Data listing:

-----

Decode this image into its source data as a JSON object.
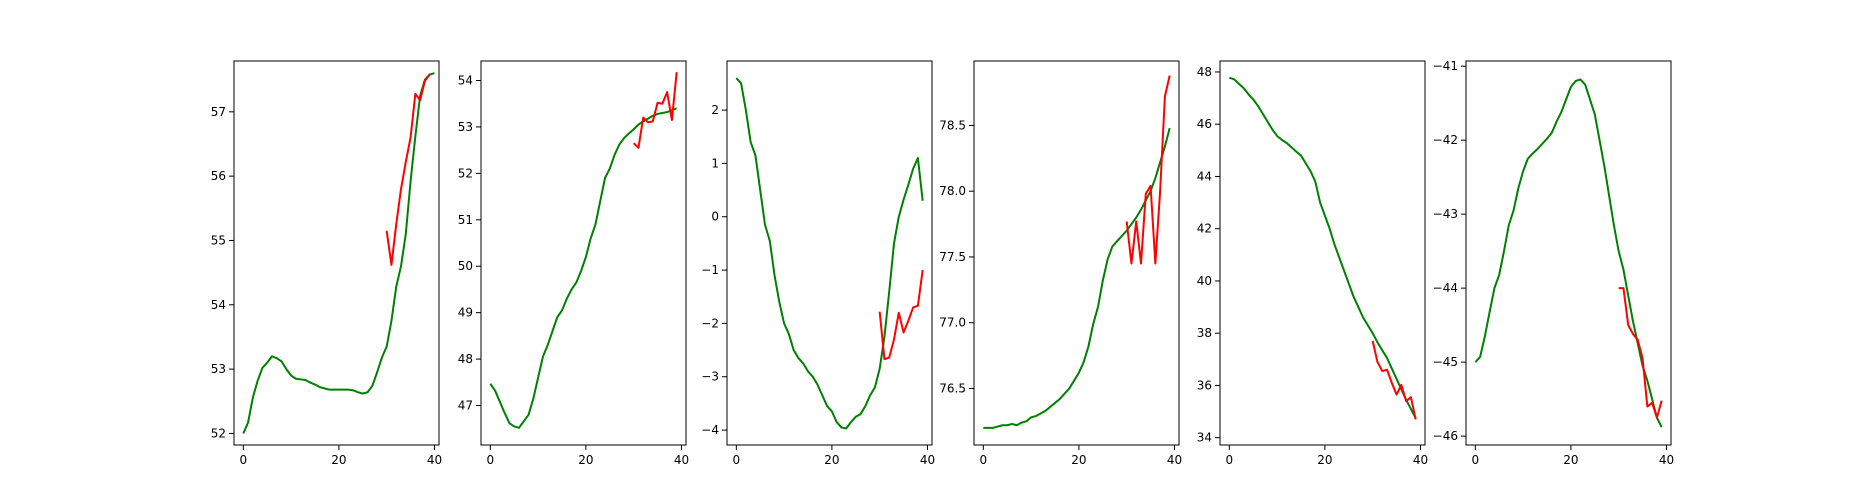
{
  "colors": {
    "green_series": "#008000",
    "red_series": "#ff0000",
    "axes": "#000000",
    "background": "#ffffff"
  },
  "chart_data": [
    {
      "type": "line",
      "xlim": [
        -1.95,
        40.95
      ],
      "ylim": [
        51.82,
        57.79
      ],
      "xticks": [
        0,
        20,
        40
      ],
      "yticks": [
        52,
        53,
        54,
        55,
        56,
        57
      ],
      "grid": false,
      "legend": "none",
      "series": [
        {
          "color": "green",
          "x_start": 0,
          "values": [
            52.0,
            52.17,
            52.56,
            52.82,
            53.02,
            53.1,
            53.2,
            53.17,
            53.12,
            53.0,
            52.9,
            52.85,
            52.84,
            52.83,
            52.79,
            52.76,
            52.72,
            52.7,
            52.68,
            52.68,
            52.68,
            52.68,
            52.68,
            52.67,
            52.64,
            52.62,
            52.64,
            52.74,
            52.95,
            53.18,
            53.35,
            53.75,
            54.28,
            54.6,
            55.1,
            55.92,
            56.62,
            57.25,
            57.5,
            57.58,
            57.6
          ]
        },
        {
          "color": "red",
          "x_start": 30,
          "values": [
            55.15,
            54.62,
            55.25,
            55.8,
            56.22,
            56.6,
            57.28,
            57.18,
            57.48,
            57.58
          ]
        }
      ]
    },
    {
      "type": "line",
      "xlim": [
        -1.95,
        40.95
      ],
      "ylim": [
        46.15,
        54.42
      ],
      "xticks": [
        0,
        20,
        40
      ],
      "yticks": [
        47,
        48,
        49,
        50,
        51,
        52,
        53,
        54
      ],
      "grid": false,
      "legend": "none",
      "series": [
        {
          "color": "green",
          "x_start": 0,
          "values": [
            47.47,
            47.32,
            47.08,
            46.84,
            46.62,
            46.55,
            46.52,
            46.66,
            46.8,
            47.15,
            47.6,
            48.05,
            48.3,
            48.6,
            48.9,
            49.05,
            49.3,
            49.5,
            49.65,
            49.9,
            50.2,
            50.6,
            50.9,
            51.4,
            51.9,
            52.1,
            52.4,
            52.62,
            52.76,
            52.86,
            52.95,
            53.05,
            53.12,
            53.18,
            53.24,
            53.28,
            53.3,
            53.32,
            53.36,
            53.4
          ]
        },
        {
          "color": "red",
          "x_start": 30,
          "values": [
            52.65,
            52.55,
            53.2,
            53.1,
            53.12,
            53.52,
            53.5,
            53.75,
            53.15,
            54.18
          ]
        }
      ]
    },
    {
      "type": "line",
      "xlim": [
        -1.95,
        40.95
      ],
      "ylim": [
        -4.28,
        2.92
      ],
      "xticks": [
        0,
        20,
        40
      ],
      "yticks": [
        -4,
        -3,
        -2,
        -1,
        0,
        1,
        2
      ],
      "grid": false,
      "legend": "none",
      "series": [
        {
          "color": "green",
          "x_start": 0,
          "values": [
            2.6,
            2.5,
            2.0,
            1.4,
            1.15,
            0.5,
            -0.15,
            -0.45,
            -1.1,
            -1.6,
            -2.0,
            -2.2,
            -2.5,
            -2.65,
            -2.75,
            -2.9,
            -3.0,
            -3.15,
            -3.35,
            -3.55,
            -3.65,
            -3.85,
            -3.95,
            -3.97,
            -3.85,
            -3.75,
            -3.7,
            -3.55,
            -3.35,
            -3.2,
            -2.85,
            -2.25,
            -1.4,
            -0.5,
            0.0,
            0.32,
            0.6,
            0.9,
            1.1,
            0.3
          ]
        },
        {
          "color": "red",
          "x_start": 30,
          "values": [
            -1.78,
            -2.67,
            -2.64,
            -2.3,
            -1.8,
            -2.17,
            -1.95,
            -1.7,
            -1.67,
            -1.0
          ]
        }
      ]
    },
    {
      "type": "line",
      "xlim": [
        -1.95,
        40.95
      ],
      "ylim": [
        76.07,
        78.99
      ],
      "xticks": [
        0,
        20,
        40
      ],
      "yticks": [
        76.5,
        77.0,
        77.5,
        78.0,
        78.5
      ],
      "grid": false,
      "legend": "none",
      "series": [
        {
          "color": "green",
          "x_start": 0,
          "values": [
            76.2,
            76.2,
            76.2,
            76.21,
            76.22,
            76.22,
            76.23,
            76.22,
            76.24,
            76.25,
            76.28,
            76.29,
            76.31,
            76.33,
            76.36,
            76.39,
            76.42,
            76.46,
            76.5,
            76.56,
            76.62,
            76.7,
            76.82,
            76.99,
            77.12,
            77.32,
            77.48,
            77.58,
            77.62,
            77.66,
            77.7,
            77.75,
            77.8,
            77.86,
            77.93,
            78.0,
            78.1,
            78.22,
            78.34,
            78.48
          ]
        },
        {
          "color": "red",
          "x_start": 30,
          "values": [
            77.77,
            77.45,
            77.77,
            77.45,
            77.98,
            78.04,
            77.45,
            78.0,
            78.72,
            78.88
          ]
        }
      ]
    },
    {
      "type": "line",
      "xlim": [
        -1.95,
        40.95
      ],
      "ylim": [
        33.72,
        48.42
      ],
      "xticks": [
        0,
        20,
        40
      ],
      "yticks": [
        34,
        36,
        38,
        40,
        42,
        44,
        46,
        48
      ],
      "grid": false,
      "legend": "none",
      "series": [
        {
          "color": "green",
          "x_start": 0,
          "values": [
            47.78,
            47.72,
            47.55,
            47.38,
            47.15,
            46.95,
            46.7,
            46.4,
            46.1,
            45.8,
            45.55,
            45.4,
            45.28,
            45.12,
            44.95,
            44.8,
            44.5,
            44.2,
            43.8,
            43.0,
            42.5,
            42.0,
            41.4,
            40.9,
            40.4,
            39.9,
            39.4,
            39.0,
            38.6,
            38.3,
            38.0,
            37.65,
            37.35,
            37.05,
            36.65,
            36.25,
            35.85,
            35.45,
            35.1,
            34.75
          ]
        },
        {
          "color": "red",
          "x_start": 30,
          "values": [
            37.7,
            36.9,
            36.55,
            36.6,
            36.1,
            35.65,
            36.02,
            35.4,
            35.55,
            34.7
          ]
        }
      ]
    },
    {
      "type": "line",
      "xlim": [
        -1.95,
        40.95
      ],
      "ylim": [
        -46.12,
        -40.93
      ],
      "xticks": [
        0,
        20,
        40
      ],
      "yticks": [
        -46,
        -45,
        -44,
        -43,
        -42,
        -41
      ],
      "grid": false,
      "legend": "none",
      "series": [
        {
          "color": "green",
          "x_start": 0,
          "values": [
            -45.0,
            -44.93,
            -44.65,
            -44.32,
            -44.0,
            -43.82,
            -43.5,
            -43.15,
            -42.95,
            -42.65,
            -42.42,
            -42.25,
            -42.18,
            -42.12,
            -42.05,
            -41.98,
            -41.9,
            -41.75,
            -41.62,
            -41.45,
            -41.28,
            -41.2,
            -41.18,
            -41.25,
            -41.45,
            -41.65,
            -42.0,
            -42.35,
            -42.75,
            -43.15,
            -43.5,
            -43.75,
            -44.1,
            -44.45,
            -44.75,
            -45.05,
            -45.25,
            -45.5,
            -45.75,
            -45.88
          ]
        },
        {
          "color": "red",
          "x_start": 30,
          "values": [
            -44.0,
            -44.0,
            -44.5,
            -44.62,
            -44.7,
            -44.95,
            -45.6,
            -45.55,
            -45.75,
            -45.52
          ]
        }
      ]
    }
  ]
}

-----

▸ WHAT THIS TASK INVOLVES
Quote the entries above word for word. Leave the images out.

▸ SOLUTION TO THIS PROBLEM
Decode this image into its source data as a JSON object.
{
  "colors": {
    "green_series": "#008000",
    "red_series": "#ff0000",
    "axes": "#000000",
    "background": "#ffffff"
  },
  "chart_data": [
    {
      "type": "line",
      "xlim": [
        -1.95,
        40.95
      ],
      "ylim": [
        51.82,
        57.79
      ],
      "xticks": [
        0,
        20,
        40
      ],
      "yticks": [
        52,
        53,
        54,
        55,
        56,
        57
      ],
      "grid": false,
      "legend": "none",
      "series": [
        {
          "color": "green",
          "x_start": 0,
          "values": [
            52.0,
            52.17,
            52.56,
            52.82,
            53.02,
            53.1,
            53.2,
            53.17,
            53.12,
            53.0,
            52.9,
            52.85,
            52.84,
            52.83,
            52.79,
            52.76,
            52.72,
            52.7,
            52.68,
            52.68,
            52.68,
            52.68,
            52.68,
            52.67,
            52.64,
            52.62,
            52.64,
            52.74,
            52.95,
            53.18,
            53.35,
            53.75,
            54.28,
            54.6,
            55.1,
            55.92,
            56.62,
            57.25,
            57.5,
            57.58,
            57.6
          ]
        },
        {
          "color": "red",
          "x_start": 30,
          "values": [
            55.15,
            54.62,
            55.25,
            55.8,
            56.22,
            56.6,
            57.28,
            57.18,
            57.48,
            57.58
          ]
        }
      ]
    },
    {
      "type": "line",
      "xlim": [
        -1.95,
        40.95
      ],
      "ylim": [
        46.15,
        54.42
      ],
      "xticks": [
        0,
        20,
        40
      ],
      "yticks": [
        47,
        48,
        49,
        50,
        51,
        52,
        53,
        54
      ],
      "grid": false,
      "legend": "none",
      "series": [
        {
          "color": "green",
          "x_start": 0,
          "values": [
            47.47,
            47.32,
            47.08,
            46.84,
            46.62,
            46.55,
            46.52,
            46.66,
            46.8,
            47.15,
            47.6,
            48.05,
            48.3,
            48.6,
            48.9,
            49.05,
            49.3,
            49.5,
            49.65,
            49.9,
            50.2,
            50.6,
            50.9,
            51.4,
            51.9,
            52.1,
            52.4,
            52.62,
            52.76,
            52.86,
            52.95,
            53.05,
            53.12,
            53.18,
            53.24,
            53.28,
            53.3,
            53.32,
            53.36,
            53.4
          ]
        },
        {
          "color": "red",
          "x_start": 30,
          "values": [
            52.65,
            52.55,
            53.2,
            53.1,
            53.12,
            53.52,
            53.5,
            53.75,
            53.15,
            54.18
          ]
        }
      ]
    },
    {
      "type": "line",
      "xlim": [
        -1.95,
        40.95
      ],
      "ylim": [
        -4.28,
        2.92
      ],
      "xticks": [
        0,
        20,
        40
      ],
      "yticks": [
        -4,
        -3,
        -2,
        -1,
        0,
        1,
        2
      ],
      "grid": false,
      "legend": "none",
      "series": [
        {
          "color": "green",
          "x_start": 0,
          "values": [
            2.6,
            2.5,
            2.0,
            1.4,
            1.15,
            0.5,
            -0.15,
            -0.45,
            -1.1,
            -1.6,
            -2.0,
            -2.2,
            -2.5,
            -2.65,
            -2.75,
            -2.9,
            -3.0,
            -3.15,
            -3.35,
            -3.55,
            -3.65,
            -3.85,
            -3.95,
            -3.97,
            -3.85,
            -3.75,
            -3.7,
            -3.55,
            -3.35,
            -3.2,
            -2.85,
            -2.25,
            -1.4,
            -0.5,
            0.0,
            0.32,
            0.6,
            0.9,
            1.1,
            0.3
          ]
        },
        {
          "color": "red",
          "x_start": 30,
          "values": [
            -1.78,
            -2.67,
            -2.64,
            -2.3,
            -1.8,
            -2.17,
            -1.95,
            -1.7,
            -1.67,
            -1.0
          ]
        }
      ]
    },
    {
      "type": "line",
      "xlim": [
        -1.95,
        40.95
      ],
      "ylim": [
        76.07,
        78.99
      ],
      "xticks": [
        0,
        20,
        40
      ],
      "yticks": [
        76.5,
        77.0,
        77.5,
        78.0,
        78.5
      ],
      "grid": false,
      "legend": "none",
      "series": [
        {
          "color": "green",
          "x_start": 0,
          "values": [
            76.2,
            76.2,
            76.2,
            76.21,
            76.22,
            76.22,
            76.23,
            76.22,
            76.24,
            76.25,
            76.28,
            76.29,
            76.31,
            76.33,
            76.36,
            76.39,
            76.42,
            76.46,
            76.5,
            76.56,
            76.62,
            76.7,
            76.82,
            76.99,
            77.12,
            77.32,
            77.48,
            77.58,
            77.62,
            77.66,
            77.7,
            77.75,
            77.8,
            77.86,
            77.93,
            78.0,
            78.1,
            78.22,
            78.34,
            78.48
          ]
        },
        {
          "color": "red",
          "x_start": 30,
          "values": [
            77.77,
            77.45,
            77.77,
            77.45,
            77.98,
            78.04,
            77.45,
            78.0,
            78.72,
            78.88
          ]
        }
      ]
    },
    {
      "type": "line",
      "xlim": [
        -1.95,
        40.95
      ],
      "ylim": [
        33.72,
        48.42
      ],
      "xticks": [
        0,
        20,
        40
      ],
      "yticks": [
        34,
        36,
        38,
        40,
        42,
        44,
        46,
        48
      ],
      "grid": false,
      "legend": "none",
      "series": [
        {
          "color": "green",
          "x_start": 0,
          "values": [
            47.78,
            47.72,
            47.55,
            47.38,
            47.15,
            46.95,
            46.7,
            46.4,
            46.1,
            45.8,
            45.55,
            45.4,
            45.28,
            45.12,
            44.95,
            44.8,
            44.5,
            44.2,
            43.8,
            43.0,
            42.5,
            42.0,
            41.4,
            40.9,
            40.4,
            39.9,
            39.4,
            39.0,
            38.6,
            38.3,
            38.0,
            37.65,
            37.35,
            37.05,
            36.65,
            36.25,
            35.85,
            35.45,
            35.1,
            34.75
          ]
        },
        {
          "color": "red",
          "x_start": 30,
          "values": [
            37.7,
            36.9,
            36.55,
            36.6,
            36.1,
            35.65,
            36.02,
            35.4,
            35.55,
            34.7
          ]
        }
      ]
    },
    {
      "type": "line",
      "xlim": [
        -1.95,
        40.95
      ],
      "ylim": [
        -46.12,
        -40.93
      ],
      "xticks": [
        0,
        20,
        40
      ],
      "yticks": [
        -46,
        -45,
        -44,
        -43,
        -42,
        -41
      ],
      "grid": false,
      "legend": "none",
      "series": [
        {
          "color": "green",
          "x_start": 0,
          "values": [
            -45.0,
            -44.93,
            -44.65,
            -44.32,
            -44.0,
            -43.82,
            -43.5,
            -43.15,
            -42.95,
            -42.65,
            -42.42,
            -42.25,
            -42.18,
            -42.12,
            -42.05,
            -41.98,
            -41.9,
            -41.75,
            -41.62,
            -41.45,
            -41.28,
            -41.2,
            -41.18,
            -41.25,
            -41.45,
            -41.65,
            -42.0,
            -42.35,
            -42.75,
            -43.15,
            -43.5,
            -43.75,
            -44.1,
            -44.45,
            -44.75,
            -45.05,
            -45.25,
            -45.5,
            -45.75,
            -45.88
          ]
        },
        {
          "color": "red",
          "x_start": 30,
          "values": [
            -44.0,
            -44.0,
            -44.5,
            -44.62,
            -44.7,
            -44.95,
            -45.6,
            -45.55,
            -45.75,
            -45.52
          ]
        }
      ]
    }
  ]
}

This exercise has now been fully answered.